## Begin Materials provided

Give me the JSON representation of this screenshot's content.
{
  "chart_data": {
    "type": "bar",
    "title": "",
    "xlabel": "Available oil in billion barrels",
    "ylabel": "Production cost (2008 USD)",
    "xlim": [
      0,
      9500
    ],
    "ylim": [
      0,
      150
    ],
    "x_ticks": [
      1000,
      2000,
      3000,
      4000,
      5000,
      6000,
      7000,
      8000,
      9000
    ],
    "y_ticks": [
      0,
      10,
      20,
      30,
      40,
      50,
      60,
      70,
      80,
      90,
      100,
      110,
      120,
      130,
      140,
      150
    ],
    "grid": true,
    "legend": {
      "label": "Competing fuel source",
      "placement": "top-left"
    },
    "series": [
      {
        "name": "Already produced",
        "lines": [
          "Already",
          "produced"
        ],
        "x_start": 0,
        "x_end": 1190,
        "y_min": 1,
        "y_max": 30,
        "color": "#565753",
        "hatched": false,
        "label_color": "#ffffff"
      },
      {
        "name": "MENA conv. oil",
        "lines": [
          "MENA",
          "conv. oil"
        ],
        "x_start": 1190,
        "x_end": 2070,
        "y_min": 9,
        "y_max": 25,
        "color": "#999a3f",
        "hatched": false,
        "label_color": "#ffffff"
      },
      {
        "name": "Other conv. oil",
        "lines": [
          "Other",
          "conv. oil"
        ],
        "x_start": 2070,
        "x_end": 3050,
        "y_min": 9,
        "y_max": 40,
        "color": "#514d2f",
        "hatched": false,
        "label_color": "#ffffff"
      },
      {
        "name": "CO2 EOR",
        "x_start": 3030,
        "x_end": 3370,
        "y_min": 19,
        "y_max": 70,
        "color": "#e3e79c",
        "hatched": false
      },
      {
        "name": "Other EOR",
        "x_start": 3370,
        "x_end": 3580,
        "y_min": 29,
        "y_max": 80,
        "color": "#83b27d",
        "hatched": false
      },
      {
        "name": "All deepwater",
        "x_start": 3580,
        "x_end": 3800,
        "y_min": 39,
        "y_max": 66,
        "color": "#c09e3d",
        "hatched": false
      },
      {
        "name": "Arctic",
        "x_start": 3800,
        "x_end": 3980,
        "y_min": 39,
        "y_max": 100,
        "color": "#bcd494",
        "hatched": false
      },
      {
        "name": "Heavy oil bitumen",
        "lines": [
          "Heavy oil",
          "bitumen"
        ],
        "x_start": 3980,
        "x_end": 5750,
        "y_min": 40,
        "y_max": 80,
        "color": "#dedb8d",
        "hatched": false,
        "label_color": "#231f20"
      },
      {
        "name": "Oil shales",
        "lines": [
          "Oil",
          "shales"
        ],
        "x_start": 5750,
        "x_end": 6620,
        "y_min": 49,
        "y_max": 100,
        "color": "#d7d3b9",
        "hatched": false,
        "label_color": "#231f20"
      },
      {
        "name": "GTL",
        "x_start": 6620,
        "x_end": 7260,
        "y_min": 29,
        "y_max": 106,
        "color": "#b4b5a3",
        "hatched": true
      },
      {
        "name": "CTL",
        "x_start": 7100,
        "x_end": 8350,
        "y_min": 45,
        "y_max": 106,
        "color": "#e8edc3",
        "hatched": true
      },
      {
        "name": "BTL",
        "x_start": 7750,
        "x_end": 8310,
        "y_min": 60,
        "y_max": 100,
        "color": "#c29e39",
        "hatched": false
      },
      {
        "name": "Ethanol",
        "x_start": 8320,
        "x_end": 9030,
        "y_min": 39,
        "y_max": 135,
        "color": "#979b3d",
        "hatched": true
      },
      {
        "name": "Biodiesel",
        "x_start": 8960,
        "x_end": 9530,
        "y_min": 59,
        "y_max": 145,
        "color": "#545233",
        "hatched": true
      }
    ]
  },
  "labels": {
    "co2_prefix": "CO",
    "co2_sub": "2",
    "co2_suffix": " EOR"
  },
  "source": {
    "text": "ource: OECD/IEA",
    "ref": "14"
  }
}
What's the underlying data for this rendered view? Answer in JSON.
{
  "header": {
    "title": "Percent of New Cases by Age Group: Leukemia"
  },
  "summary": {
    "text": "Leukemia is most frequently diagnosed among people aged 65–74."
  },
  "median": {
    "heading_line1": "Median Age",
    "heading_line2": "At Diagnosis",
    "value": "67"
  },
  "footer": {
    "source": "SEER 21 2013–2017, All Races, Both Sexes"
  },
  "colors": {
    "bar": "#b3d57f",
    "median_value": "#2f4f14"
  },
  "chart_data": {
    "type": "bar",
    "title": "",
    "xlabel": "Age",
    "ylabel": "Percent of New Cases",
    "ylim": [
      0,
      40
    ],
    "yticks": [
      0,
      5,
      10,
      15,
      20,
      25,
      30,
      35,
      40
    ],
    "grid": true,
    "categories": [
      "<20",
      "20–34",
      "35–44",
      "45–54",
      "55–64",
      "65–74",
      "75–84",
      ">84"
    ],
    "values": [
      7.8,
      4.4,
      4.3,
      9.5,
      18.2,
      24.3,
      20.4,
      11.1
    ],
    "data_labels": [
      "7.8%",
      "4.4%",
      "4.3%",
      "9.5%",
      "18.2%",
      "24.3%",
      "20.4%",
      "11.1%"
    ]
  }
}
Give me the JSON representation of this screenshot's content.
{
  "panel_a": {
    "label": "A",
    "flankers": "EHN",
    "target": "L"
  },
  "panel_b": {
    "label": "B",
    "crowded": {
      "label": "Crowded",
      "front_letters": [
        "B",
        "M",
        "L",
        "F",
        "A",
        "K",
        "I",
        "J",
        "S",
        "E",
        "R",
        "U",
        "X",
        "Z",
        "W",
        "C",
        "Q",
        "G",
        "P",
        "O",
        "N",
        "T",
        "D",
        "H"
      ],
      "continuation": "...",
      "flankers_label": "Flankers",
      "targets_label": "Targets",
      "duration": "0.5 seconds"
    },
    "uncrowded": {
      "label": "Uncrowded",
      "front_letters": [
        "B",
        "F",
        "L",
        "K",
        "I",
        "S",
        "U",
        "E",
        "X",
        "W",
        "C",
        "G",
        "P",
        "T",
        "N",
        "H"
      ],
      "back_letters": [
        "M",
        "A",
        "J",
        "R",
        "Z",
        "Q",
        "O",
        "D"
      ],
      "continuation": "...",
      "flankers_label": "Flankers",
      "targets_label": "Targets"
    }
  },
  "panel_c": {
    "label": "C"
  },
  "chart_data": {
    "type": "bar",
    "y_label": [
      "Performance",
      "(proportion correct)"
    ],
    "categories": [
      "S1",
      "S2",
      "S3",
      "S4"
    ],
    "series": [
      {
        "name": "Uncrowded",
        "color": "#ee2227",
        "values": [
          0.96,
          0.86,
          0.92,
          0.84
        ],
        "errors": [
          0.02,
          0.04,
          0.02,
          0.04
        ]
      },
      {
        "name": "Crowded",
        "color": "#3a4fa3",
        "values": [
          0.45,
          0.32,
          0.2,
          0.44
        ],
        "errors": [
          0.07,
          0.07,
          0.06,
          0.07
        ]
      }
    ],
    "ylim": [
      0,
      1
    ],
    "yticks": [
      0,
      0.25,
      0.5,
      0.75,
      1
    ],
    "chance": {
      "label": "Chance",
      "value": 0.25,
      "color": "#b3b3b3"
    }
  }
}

## End Materials provided

→ What the task asks: From the data above, extract every line in its exact form.

→ Response:
Give me the JSON representation of this screenshot's content.
{
  "chart_data": {
    "type": "bar",
    "title": "",
    "xlabel": "Available oil in billion barrels",
    "ylabel": "Production cost (2008 USD)",
    "xlim": [
      0,
      9500
    ],
    "ylim": [
      0,
      150
    ],
    "x_ticks": [
      1000,
      2000,
      3000,
      4000,
      5000,
      6000,
      7000,
      8000,
      9000
    ],
    "y_ticks": [
      0,
      10,
      20,
      30,
      40,
      50,
      60,
      70,
      80,
      90,
      100,
      110,
      120,
      130,
      140,
      150
    ],
    "grid": true,
    "legend": {
      "label": "Competing fuel source",
      "placement": "top-left"
    },
    "series": [
      {
        "name": "Already produced",
        "lines": [
          "Already",
          "produced"
        ],
        "x_start": 0,
        "x_end": 1190,
        "y_min": 1,
        "y_max": 30,
        "color": "#565753",
        "hatched": false,
        "label_color": "#ffffff"
      },
      {
        "name": "MENA conv. oil",
        "lines": [
          "MENA",
          "conv. oil"
        ],
        "x_start": 1190,
        "x_end": 2070,
        "y_min": 9,
        "y_max": 25,
        "color": "#999a3f",
        "hatched": false,
        "label_color": "#ffffff"
      },
      {
        "name": "Other conv. oil",
        "lines": [
          "Other",
          "conv. oil"
        ],
        "x_start": 2070,
        "x_end": 3050,
        "y_min": 9,
        "y_max": 40,
        "color": "#514d2f",
        "hatched": false,
        "label_color": "#ffffff"
      },
      {
        "name": "CO2 EOR",
        "x_start": 3030,
        "x_end": 3370,
        "y_min": 19,
        "y_max": 70,
        "color": "#e3e79c",
        "hatched": false
      },
      {
        "name": "Other EOR",
        "x_start": 3370,
        "x_end": 3580,
        "y_min": 29,
        "y_max": 80,
        "color": "#83b27d",
        "hatched": false
      },
      {
        "name": "All deepwater",
        "x_start": 3580,
        "x_end": 3800,
        "y_min": 39,
        "y_max": 66,
        "color": "#c09e3d",
        "hatched": false
      },
      {
        "name": "Arctic",
        "x_start": 3800,
        "x_end": 3980,
        "y_min": 39,
        "y_max": 100,
        "color": "#bcd494",
        "hatched": false
      },
      {
        "name": "Heavy oil bitumen",
        "lines": [
          "Heavy oil",
          "bitumen"
        ],
        "x_start": 3980,
        "x_end": 5750,
        "y_min": 40,
        "y_max": 80,
        "color": "#dedb8d",
        "hatched": false,
        "label_color": "#231f20"
      },
      {
        "name": "Oil shales",
        "lines": [
          "Oil",
          "shales"
        ],
        "x_start": 5750,
        "x_end": 6620,
        "y_min": 49,
        "y_max": 100,
        "color": "#d7d3b9",
        "hatched": false,
        "label_color": "#231f20"
      },
      {
        "name": "GTL",
        "x_start": 6620,
        "x_end": 7260,
        "y_min": 29,
        "y_max": 106,
        "color": "#b4b5a3",
        "hatched": true
      },
      {
        "name": "CTL",
        "x_start": 7100,
        "x_end": 8350,
        "y_min": 45,
        "y_max": 106,
        "color": "#e8edc3",
        "hatched": true
      },
      {
        "name": "BTL",
        "x_start": 7750,
        "x_end": 8310,
        "y_min": 60,
        "y_max": 100,
        "color": "#c29e39",
        "hatched": false
      },
      {
        "name": "Ethanol",
        "x_start": 8320,
        "x_end": 9030,
        "y_min": 39,
        "y_max": 135,
        "color": "#979b3d",
        "hatched": true
      },
      {
        "name": "Biodiesel",
        "x_start": 8960,
        "x_end": 9530,
        "y_min": 59,
        "y_max": 145,
        "color": "#545233",
        "hatched": true
      }
    ]
  },
  "labels": {
    "co2_prefix": "CO",
    "co2_sub": "2",
    "co2_suffix": " EOR"
  },
  "source": {
    "text": "ource: OECD/IEA",
    "ref": "14"
  }
}
What's the underlying data for this rendered view? Answer in JSON.
{
  "header": {
    "title": "Percent of New Cases by Age Group: Leukemia"
  },
  "summary": {
    "text": "Leukemia is most frequently diagnosed among people aged 65–74."
  },
  "median": {
    "heading_line1": "Median Age",
    "heading_line2": "At Diagnosis",
    "value": "67"
  },
  "footer": {
    "source": "SEER 21 2013–2017, All Races, Both Sexes"
  },
  "colors": {
    "bar": "#b3d57f",
    "median_value": "#2f4f14"
  },
  "chart_data": {
    "type": "bar",
    "title": "",
    "xlabel": "Age",
    "ylabel": "Percent of New Cases",
    "ylim": [
      0,
      40
    ],
    "yticks": [
      0,
      5,
      10,
      15,
      20,
      25,
      30,
      35,
      40
    ],
    "grid": true,
    "categories": [
      "<20",
      "20–34",
      "35–44",
      "45–54",
      "55–64",
      "65–74",
      "75–84",
      ">84"
    ],
    "values": [
      7.8,
      4.4,
      4.3,
      9.5,
      18.2,
      24.3,
      20.4,
      11.1
    ],
    "data_labels": [
      "7.8%",
      "4.4%",
      "4.3%",
      "9.5%",
      "18.2%",
      "24.3%",
      "20.4%",
      "11.1%"
    ]
  }
}
Give me the JSON representation of this screenshot's content.
{
  "panel_a": {
    "label": "A",
    "flankers": "EHN",
    "target": "L"
  },
  "panel_b": {
    "label": "B",
    "crowded": {
      "label": "Crowded",
      "front_letters": [
        "B",
        "M",
        "L",
        "F",
        "A",
        "K",
        "I",
        "J",
        "S",
        "E",
        "R",
        "U",
        "X",
        "Z",
        "W",
        "C",
        "Q",
        "G",
        "P",
        "O",
        "N",
        "T",
        "D",
        "H"
      ],
      "continuation": "...",
      "flankers_label": "Flankers",
      "targets_label": "Targets",
      "duration": "0.5 seconds"
    },
    "uncrowded": {
      "label": "Uncrowded",
      "front_letters": [
        "B",
        "F",
        "L",
        "K",
        "I",
        "S",
        "U",
        "E",
        "X",
        "W",
        "C",
        "G",
        "P",
        "T",
        "N",
        "H"
      ],
      "back_letters": [
        "M",
        "A",
        "J",
        "R",
        "Z",
        "Q",
        "O",
        "D"
      ],
      "continuation": "...",
      "flankers_label": "Flankers",
      "targets_label": "Targets"
    }
  },
  "panel_c": {
    "label": "C"
  },
  "chart_data": {
    "type": "bar",
    "y_label": [
      "Performance",
      "(proportion correct)"
    ],
    "categories": [
      "S1",
      "S2",
      "S3",
      "S4"
    ],
    "series": [
      {
        "name": "Uncrowded",
        "color": "#ee2227",
        "values": [
          0.96,
          0.86,
          0.92,
          0.84
        ],
        "errors": [
          0.02,
          0.04,
          0.02,
          0.04
        ]
      },
      {
        "name": "Crowded",
        "color": "#3a4fa3",
        "values": [
          0.45,
          0.32,
          0.2,
          0.44
        ],
        "errors": [
          0.07,
          0.07,
          0.06,
          0.07
        ]
      }
    ],
    "ylim": [
      0,
      1
    ],
    "yticks": [
      0,
      0.25,
      0.5,
      0.75,
      1
    ],
    "chance": {
      "label": "Chance",
      "value": 0.25,
      "color": "#b3b3b3"
    }
  }
}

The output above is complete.